[START OF AVAILABLE RECORDS]

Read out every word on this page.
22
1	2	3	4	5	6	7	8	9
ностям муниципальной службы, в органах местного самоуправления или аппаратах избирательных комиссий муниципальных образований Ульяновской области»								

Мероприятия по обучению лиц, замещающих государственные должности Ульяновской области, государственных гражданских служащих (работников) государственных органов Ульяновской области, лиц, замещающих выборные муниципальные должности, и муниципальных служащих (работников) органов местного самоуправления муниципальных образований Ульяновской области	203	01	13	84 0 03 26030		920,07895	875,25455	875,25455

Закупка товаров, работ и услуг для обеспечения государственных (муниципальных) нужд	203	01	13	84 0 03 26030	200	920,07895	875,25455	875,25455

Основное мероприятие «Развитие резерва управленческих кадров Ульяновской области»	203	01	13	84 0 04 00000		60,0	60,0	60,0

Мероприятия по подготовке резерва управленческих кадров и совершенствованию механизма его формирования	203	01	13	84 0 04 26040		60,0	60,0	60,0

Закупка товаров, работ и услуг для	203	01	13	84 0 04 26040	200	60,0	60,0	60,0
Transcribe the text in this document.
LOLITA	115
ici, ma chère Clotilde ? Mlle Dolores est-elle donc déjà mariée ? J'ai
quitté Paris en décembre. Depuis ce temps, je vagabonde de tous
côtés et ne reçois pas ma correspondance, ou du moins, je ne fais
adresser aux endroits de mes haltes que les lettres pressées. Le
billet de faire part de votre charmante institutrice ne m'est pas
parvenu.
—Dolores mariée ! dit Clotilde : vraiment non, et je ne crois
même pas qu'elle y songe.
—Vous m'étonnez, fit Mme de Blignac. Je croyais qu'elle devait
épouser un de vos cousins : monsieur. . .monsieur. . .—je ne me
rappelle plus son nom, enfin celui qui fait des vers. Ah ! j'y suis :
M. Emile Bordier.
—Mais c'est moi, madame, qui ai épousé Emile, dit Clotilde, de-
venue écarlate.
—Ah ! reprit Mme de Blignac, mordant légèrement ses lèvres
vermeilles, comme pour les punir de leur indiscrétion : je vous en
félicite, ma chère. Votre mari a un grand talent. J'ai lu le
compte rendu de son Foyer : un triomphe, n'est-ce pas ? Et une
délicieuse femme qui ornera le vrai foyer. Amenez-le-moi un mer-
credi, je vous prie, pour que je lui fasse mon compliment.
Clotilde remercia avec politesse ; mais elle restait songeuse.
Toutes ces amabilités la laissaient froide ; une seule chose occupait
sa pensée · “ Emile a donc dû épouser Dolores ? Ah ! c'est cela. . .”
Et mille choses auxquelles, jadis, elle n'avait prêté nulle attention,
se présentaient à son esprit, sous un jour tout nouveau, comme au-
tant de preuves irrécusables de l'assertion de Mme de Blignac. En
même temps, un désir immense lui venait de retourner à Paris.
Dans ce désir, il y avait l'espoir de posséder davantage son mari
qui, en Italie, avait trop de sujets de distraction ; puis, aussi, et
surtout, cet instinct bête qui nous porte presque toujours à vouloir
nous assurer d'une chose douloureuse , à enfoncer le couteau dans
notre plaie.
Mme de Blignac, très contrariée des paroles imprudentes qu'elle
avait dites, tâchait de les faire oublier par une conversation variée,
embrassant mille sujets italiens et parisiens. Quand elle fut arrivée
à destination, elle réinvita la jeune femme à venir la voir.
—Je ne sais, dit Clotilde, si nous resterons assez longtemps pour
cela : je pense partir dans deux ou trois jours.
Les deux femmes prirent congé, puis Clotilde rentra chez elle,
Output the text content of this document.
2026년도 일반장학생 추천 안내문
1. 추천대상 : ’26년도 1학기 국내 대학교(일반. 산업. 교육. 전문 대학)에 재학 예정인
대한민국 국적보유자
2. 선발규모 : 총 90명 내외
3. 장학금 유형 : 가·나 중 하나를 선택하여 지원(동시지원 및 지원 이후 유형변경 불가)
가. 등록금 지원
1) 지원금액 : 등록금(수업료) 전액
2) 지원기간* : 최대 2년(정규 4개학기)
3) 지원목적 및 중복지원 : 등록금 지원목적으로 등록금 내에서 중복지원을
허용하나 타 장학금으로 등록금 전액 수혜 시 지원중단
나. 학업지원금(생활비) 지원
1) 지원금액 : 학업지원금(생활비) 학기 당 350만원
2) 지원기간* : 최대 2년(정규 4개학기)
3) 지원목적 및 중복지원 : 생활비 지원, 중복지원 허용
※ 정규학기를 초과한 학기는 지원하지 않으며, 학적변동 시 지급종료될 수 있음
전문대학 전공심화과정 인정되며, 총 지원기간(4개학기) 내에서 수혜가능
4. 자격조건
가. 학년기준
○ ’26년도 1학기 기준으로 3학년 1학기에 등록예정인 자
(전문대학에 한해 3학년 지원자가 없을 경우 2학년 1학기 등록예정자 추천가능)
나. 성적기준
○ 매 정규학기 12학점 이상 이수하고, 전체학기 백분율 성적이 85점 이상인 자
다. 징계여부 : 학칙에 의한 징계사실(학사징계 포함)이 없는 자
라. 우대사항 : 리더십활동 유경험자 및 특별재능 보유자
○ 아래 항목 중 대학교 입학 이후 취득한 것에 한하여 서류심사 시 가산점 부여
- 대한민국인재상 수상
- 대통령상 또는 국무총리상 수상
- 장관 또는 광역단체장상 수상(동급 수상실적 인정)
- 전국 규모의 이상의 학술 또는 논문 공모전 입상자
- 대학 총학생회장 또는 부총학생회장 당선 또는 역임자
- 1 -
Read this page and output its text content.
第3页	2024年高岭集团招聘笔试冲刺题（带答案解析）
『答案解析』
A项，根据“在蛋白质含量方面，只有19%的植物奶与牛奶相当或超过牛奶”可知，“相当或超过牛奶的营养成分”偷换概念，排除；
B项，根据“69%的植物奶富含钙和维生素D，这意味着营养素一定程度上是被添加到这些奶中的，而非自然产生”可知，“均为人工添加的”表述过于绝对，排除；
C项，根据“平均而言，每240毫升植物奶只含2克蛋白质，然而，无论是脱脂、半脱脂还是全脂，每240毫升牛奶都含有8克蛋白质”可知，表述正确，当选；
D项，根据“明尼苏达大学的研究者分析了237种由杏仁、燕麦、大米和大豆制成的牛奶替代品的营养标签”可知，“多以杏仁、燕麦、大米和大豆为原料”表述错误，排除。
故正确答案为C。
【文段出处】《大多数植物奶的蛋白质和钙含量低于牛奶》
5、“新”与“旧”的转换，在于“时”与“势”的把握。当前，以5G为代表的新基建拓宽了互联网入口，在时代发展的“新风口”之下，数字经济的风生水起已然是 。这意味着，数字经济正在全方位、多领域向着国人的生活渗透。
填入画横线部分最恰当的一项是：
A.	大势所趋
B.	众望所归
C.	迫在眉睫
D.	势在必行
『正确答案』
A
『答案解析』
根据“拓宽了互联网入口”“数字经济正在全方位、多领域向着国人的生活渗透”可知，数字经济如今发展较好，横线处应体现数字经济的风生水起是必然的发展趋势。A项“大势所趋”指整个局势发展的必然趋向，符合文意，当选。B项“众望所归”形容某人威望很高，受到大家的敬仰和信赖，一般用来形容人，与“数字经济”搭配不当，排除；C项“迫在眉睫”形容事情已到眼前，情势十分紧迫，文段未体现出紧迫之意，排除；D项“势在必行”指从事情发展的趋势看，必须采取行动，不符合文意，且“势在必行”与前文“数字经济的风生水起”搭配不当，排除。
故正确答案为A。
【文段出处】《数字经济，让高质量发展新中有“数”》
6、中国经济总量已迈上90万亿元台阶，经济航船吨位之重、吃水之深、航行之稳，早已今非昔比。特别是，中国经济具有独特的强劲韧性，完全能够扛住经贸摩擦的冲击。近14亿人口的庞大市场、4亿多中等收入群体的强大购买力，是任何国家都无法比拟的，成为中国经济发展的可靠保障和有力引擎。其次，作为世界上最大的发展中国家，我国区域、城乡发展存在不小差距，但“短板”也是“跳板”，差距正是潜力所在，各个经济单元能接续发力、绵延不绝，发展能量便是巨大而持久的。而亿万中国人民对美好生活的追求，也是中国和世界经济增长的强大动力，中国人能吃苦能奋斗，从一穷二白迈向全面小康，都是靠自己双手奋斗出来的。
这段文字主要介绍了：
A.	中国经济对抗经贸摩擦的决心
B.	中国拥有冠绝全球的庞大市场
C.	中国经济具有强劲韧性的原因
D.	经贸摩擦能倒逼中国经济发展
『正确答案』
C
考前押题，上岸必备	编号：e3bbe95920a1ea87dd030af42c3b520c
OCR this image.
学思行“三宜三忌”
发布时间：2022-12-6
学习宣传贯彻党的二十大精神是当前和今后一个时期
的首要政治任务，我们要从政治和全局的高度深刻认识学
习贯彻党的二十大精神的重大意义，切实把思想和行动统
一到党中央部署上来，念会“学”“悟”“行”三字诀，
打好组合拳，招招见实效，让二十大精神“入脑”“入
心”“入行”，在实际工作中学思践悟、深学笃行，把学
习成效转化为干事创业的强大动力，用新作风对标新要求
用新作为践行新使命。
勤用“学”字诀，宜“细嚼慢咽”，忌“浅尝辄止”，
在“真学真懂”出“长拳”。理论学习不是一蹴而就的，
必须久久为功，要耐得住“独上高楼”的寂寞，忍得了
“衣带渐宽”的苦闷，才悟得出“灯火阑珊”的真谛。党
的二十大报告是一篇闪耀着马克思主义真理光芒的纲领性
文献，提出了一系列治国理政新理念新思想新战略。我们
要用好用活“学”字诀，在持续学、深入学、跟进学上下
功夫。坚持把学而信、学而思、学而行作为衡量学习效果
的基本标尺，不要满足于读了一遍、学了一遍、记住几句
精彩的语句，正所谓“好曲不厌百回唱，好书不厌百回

[END OF AVAILABLE RECORDS]

(OBJECTIVE): Collect each line of the entries that has the word "mille", copying it in full.

(OUTPUT BELOW):
Et mille choses auxquelles, jadis, elle n'avait prêté nulle attention,
embrassant mille sujets italiens et parisiens. Quand elle fut arrivée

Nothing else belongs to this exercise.